▸ **Task directions**
Give an exact transcription of every line, dropping the images.

▸ **Items**
• • •

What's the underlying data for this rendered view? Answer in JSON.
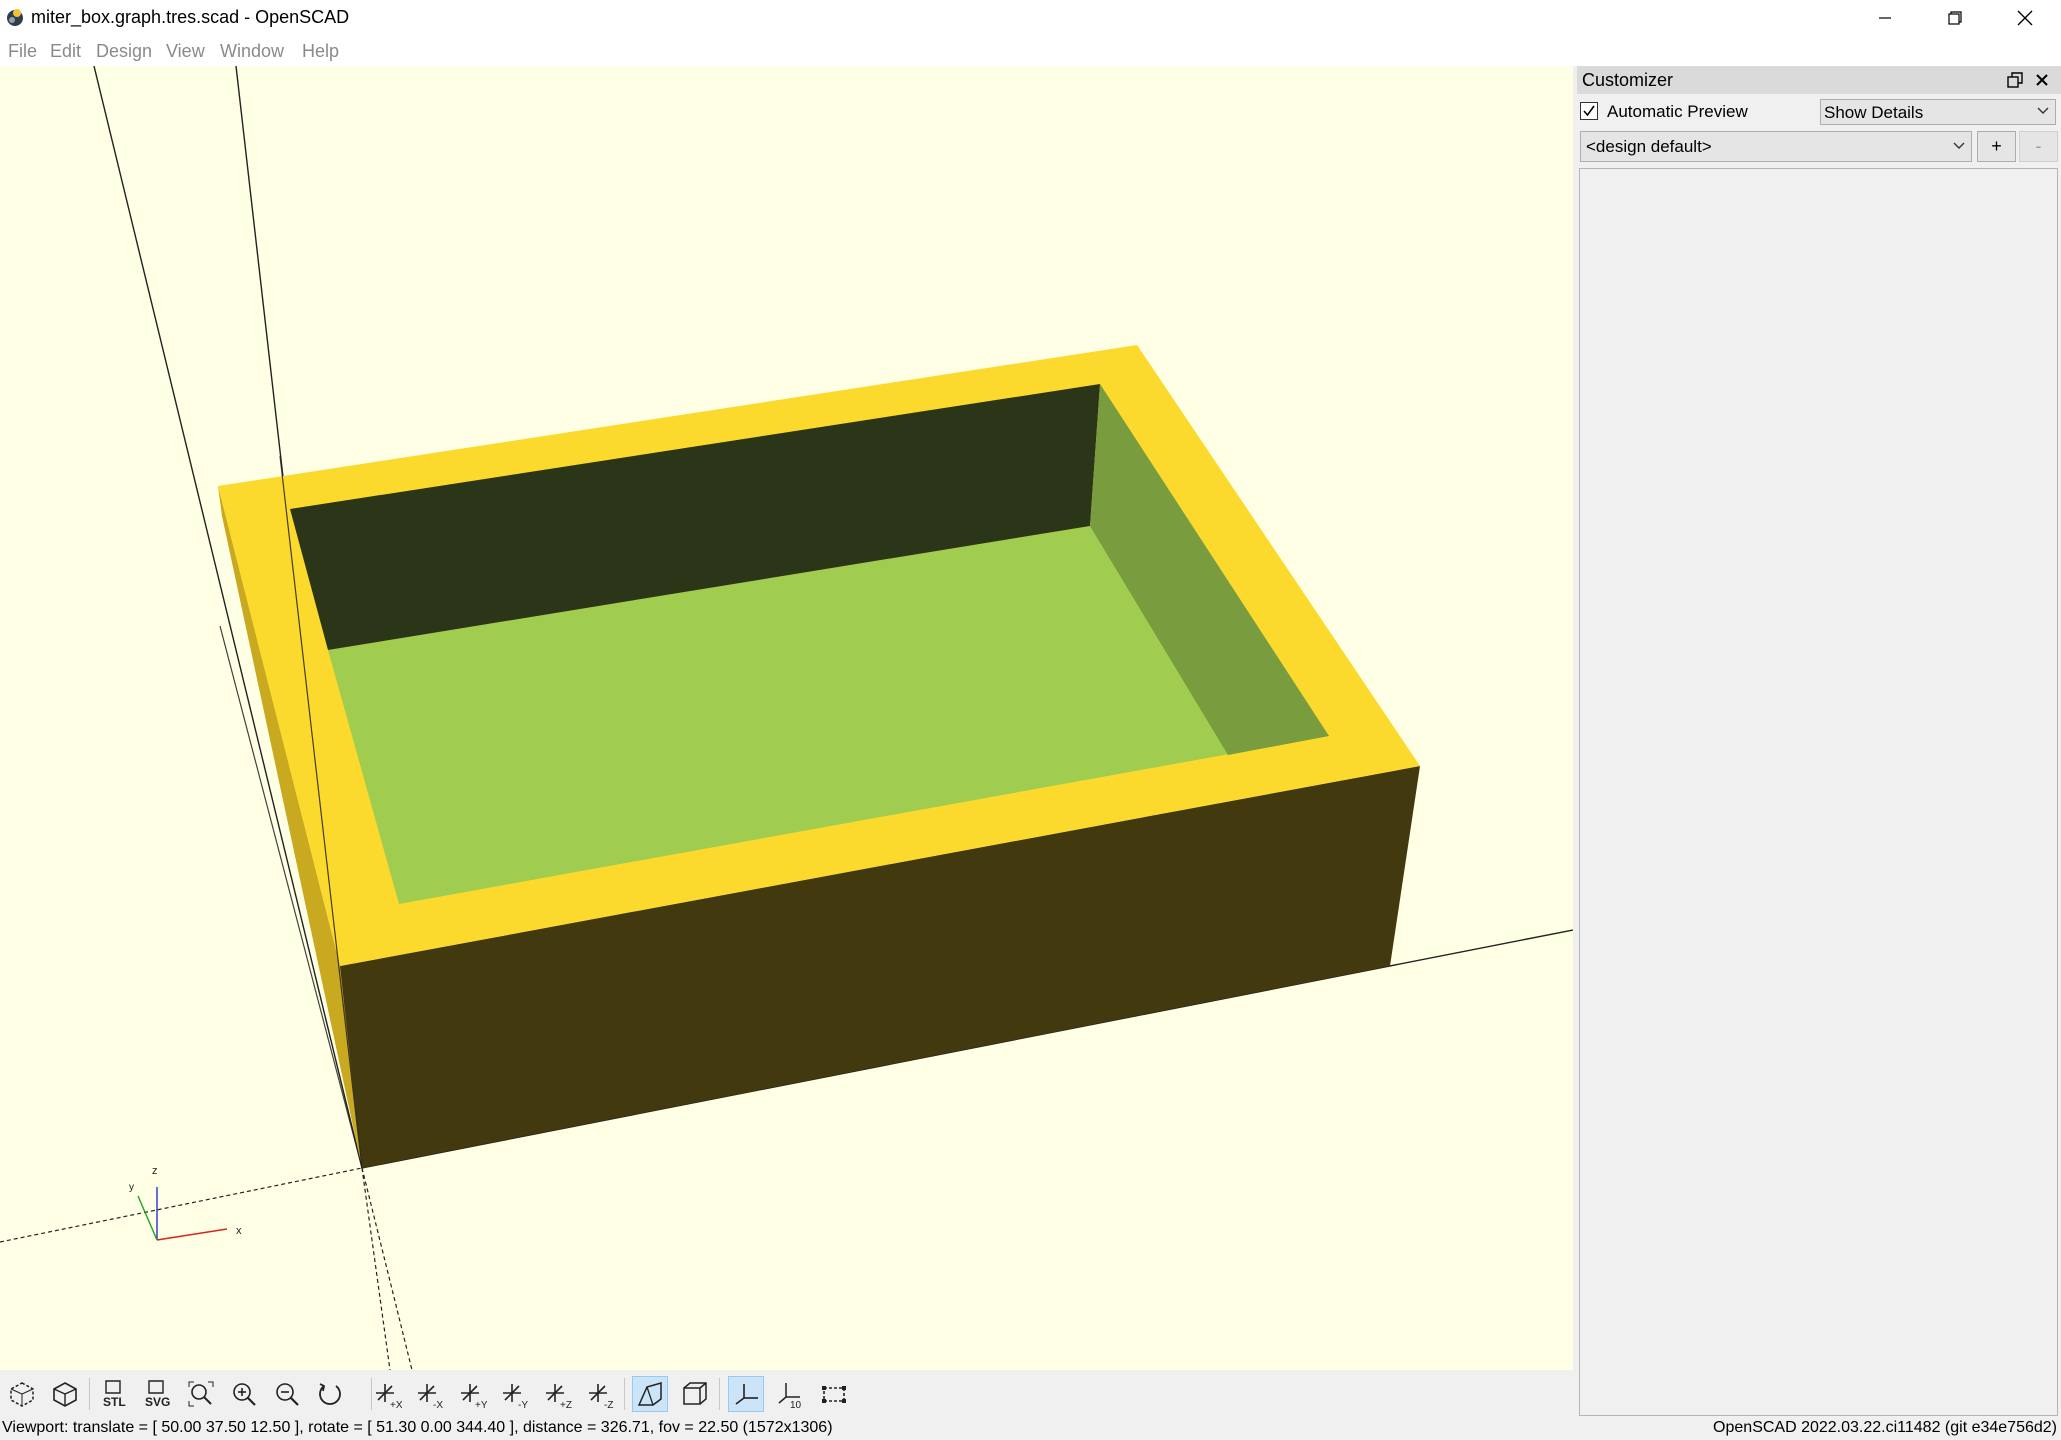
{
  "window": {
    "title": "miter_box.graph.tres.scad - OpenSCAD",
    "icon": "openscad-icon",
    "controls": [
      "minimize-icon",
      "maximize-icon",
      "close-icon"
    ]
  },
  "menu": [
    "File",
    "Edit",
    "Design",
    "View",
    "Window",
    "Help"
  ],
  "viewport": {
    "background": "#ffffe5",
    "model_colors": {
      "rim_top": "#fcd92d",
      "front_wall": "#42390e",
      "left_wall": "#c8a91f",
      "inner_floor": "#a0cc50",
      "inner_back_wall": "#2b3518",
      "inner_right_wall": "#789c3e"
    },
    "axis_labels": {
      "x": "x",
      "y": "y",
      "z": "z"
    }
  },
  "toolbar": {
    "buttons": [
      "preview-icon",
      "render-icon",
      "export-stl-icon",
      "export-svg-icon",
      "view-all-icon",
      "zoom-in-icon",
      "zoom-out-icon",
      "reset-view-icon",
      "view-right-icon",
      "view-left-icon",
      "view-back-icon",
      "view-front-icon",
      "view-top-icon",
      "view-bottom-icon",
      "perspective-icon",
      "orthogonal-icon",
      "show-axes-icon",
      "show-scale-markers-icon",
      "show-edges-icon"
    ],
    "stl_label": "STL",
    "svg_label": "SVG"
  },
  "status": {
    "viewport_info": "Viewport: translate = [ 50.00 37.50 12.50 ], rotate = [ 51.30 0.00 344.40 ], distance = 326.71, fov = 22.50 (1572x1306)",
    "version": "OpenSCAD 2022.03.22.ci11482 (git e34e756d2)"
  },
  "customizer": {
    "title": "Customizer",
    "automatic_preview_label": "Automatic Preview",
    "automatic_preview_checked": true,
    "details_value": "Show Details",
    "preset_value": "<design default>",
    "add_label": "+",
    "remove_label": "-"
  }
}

• • •

▸ **Correct output**
What's the underlying data for this rendered view? Answer in JSON.
{
  "window": {
    "title": "miter_box.graph.tres.scad - OpenSCAD",
    "icon": "openscad-icon",
    "controls": [
      "minimize-icon",
      "maximize-icon",
      "close-icon"
    ]
  },
  "menu": [
    "File",
    "Edit",
    "Design",
    "View",
    "Window",
    "Help"
  ],
  "viewport": {
    "background": "#ffffe5",
    "model_colors": {
      "rim_top": "#fcd92d",
      "front_wall": "#42390e",
      "left_wall": "#c8a91f",
      "inner_floor": "#a0cc50",
      "inner_back_wall": "#2b3518",
      "inner_right_wall": "#789c3e"
    },
    "axis_labels": {
      "x": "x",
      "y": "y",
      "z": "z"
    }
  },
  "toolbar": {
    "buttons": [
      "preview-icon",
      "render-icon",
      "export-stl-icon",
      "export-svg-icon",
      "view-all-icon",
      "zoom-in-icon",
      "zoom-out-icon",
      "reset-view-icon",
      "view-right-icon",
      "view-left-icon",
      "view-back-icon",
      "view-front-icon",
      "view-top-icon",
      "view-bottom-icon",
      "perspective-icon",
      "orthogonal-icon",
      "show-axes-icon",
      "show-scale-markers-icon",
      "show-edges-icon"
    ],
    "stl_label": "STL",
    "svg_label": "SVG"
  },
  "status": {
    "viewport_info": "Viewport: translate = [ 50.00 37.50 12.50 ], rotate = [ 51.30 0.00 344.40 ], distance = 326.71, fov = 22.50 (1572x1306)",
    "version": "OpenSCAD 2022.03.22.ci11482 (git e34e756d2)"
  },
  "customizer": {
    "title": "Customizer",
    "automatic_preview_label": "Automatic Preview",
    "automatic_preview_checked": true,
    "details_value": "Show Details",
    "preset_value": "<design default>",
    "add_label": "+",
    "remove_label": "-"
  }
}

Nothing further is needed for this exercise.